SHORT TASK => Repeat each record below exactly as given.

%%

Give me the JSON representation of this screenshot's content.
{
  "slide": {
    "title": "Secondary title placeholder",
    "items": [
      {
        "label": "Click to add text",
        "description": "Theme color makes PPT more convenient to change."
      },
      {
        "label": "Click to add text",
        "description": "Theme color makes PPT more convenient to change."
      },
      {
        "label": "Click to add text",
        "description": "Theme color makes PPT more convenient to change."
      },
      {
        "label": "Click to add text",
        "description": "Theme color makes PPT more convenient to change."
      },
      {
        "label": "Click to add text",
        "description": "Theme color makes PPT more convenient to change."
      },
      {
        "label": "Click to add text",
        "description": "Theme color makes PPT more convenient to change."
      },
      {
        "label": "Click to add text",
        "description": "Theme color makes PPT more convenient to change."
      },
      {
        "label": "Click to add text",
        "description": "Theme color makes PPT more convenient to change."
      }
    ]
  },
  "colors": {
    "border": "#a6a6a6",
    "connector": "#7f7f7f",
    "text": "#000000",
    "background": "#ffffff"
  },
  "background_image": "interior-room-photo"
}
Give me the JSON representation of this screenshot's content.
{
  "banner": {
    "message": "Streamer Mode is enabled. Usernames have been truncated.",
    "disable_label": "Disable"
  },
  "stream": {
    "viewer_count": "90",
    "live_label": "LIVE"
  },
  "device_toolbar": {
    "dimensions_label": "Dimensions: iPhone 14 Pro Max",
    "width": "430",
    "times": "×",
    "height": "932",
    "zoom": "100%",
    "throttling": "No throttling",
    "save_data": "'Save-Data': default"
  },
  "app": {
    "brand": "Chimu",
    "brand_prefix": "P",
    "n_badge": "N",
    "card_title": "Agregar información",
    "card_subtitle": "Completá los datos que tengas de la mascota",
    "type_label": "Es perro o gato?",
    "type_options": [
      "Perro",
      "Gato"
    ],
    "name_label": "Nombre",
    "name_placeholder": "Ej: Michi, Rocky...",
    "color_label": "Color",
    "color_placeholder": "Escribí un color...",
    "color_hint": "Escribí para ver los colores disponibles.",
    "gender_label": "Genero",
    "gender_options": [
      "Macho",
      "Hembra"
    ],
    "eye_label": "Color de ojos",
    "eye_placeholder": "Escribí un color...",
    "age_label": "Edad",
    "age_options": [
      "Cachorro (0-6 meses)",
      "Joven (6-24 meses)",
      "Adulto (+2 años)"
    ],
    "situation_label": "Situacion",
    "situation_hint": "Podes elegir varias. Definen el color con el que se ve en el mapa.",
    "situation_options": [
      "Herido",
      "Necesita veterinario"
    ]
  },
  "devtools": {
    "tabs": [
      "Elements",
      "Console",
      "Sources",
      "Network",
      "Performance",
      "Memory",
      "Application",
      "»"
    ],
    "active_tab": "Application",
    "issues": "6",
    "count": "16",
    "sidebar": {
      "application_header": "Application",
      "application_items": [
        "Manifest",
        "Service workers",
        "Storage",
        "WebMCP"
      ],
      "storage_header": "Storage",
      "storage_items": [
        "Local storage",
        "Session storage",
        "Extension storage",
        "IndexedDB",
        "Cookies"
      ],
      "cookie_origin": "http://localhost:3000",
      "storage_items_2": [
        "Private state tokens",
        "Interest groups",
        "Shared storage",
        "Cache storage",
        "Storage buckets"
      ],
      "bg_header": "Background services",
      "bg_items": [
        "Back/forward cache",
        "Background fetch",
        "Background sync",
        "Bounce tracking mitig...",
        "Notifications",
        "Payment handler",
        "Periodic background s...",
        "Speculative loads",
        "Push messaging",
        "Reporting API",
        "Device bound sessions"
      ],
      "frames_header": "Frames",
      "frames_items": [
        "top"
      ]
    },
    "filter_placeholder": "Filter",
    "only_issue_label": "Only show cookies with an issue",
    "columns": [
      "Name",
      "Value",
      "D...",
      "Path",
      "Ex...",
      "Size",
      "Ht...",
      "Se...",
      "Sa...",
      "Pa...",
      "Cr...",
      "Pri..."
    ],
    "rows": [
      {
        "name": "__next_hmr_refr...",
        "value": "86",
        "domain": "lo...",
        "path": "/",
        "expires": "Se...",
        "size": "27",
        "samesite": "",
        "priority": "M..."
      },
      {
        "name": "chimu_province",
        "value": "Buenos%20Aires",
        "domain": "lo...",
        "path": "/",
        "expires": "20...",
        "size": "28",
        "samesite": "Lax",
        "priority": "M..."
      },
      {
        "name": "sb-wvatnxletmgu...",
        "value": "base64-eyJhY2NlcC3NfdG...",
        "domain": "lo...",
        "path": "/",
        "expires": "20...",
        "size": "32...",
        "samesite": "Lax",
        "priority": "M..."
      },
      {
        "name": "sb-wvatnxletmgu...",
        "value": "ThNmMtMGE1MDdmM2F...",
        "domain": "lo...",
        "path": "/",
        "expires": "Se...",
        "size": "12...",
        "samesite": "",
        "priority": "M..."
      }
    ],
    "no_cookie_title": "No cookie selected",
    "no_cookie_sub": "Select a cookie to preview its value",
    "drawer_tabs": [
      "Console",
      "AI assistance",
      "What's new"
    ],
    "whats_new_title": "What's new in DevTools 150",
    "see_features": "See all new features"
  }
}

%%

TASK SOLUTION =>
Give me the JSON representation of this screenshot's content.
{
  "slide": {
    "title": "Secondary title placeholder",
    "items": [
      {
        "label": "Click to add text",
        "description": "Theme color makes PPT more convenient to change."
      },
      {
        "label": "Click to add text",
        "description": "Theme color makes PPT more convenient to change."
      },
      {
        "label": "Click to add text",
        "description": "Theme color makes PPT more convenient to change."
      },
      {
        "label": "Click to add text",
        "description": "Theme color makes PPT more convenient to change."
      },
      {
        "label": "Click to add text",
        "description": "Theme color makes PPT more convenient to change."
      },
      {
        "label": "Click to add text",
        "description": "Theme color makes PPT more convenient to change."
      },
      {
        "label": "Click to add text",
        "description": "Theme color makes PPT more convenient to change."
      },
      {
        "label": "Click to add text",
        "description": "Theme color makes PPT more convenient to change."
      }
    ]
  },
  "colors": {
    "border": "#a6a6a6",
    "connector": "#7f7f7f",
    "text": "#000000",
    "background": "#ffffff"
  },
  "background_image": "interior-room-photo"
}
Give me the JSON representation of this screenshot's content.
{
  "banner": {
    "message": "Streamer Mode is enabled. Usernames have been truncated.",
    "disable_label": "Disable"
  },
  "stream": {
    "viewer_count": "90",
    "live_label": "LIVE"
  },
  "device_toolbar": {
    "dimensions_label": "Dimensions: iPhone 14 Pro Max",
    "width": "430",
    "times": "×",
    "height": "932",
    "zoom": "100%",
    "throttling": "No throttling",
    "save_data": "'Save-Data': default"
  },
  "app": {
    "brand": "Chimu",
    "brand_prefix": "P",
    "n_badge": "N",
    "card_title": "Agregar información",
    "card_subtitle": "Completá los datos que tengas de la mascota",
    "type_label": "Es perro o gato?",
    "type_options": [
      "Perro",
      "Gato"
    ],
    "name_label": "Nombre",
    "name_placeholder": "Ej: Michi, Rocky...",
    "color_label": "Color",
    "color_placeholder": "Escribí un color...",
    "color_hint": "Escribí para ver los colores disponibles.",
    "gender_label": "Genero",
    "gender_options": [
      "Macho",
      "Hembra"
    ],
    "eye_label": "Color de ojos",
    "eye_placeholder": "Escribí un color...",
    "age_label": "Edad",
    "age_options": [
      "Cachorro (0-6 meses)",
      "Joven (6-24 meses)",
      "Adulto (+2 años)"
    ],
    "situation_label": "Situacion",
    "situation_hint": "Podes elegir varias. Definen el color con el que se ve en el mapa.",
    "situation_options": [
      "Herido",
      "Necesita veterinario"
    ]
  },
  "devtools": {
    "tabs": [
      "Elements",
      "Console",
      "Sources",
      "Network",
      "Performance",
      "Memory",
      "Application",
      "»"
    ],
    "active_tab": "Application",
    "issues": "6",
    "count": "16",
    "sidebar": {
      "application_header": "Application",
      "application_items": [
        "Manifest",
        "Service workers",
        "Storage",
        "WebMCP"
      ],
      "storage_header": "Storage",
      "storage_items": [
        "Local storage",
        "Session storage",
        "Extension storage",
        "IndexedDB",
        "Cookies"
      ],
      "cookie_origin": "http://localhost:3000",
      "storage_items_2": [
        "Private state tokens",
        "Interest groups",
        "Shared storage",
        "Cache storage",
        "Storage buckets"
      ],
      "bg_header": "Background services",
      "bg_items": [
        "Back/forward cache",
        "Background fetch",
        "Background sync",
        "Bounce tracking mitig...",
        "Notifications",
        "Payment handler",
        "Periodic background s...",
        "Speculative loads",
        "Push messaging",
        "Reporting API",
        "Device bound sessions"
      ],
      "frames_header": "Frames",
      "frames_items": [
        "top"
      ]
    },
    "filter_placeholder": "Filter",
    "only_issue_label": "Only show cookies with an issue",
    "columns": [
      "Name",
      "Value",
      "D...",
      "Path",
      "Ex...",
      "Size",
      "Ht...",
      "Se...",
      "Sa...",
      "Pa...",
      "Cr...",
      "Pri..."
    ],
    "rows": [
      {
        "name": "__next_hmr_refr...",
        "value": "86",
        "domain": "lo...",
        "path": "/",
        "expires": "Se...",
        "size": "27",
        "samesite": "",
        "priority": "M..."
      },
      {
        "name": "chimu_province",
        "value": "Buenos%20Aires",
        "domain": "lo...",
        "path": "/",
        "expires": "20...",
        "size": "28",
        "samesite": "Lax",
        "priority": "M..."
      },
      {
        "name": "sb-wvatnxletmgu...",
        "value": "base64-eyJhY2NlcC3NfdG...",
        "domain": "lo...",
        "path": "/",
        "expires": "20...",
        "size": "32...",
        "samesite": "Lax",
        "priority": "M..."
      },
      {
        "name": "sb-wvatnxletmgu...",
        "value": "ThNmMtMGE1MDdmM2F...",
        "domain": "lo...",
        "path": "/",
        "expires": "Se...",
        "size": "12...",
        "samesite": "",
        "priority": "M..."
      }
    ],
    "no_cookie_title": "No cookie selected",
    "no_cookie_sub": "Select a cookie to preview its value",
    "drawer_tabs": [
      "Console",
      "AI assistance",
      "What's new"
    ],
    "whats_new_title": "What's new in DevTools 150",
    "see_features": "See all new features"
  }
}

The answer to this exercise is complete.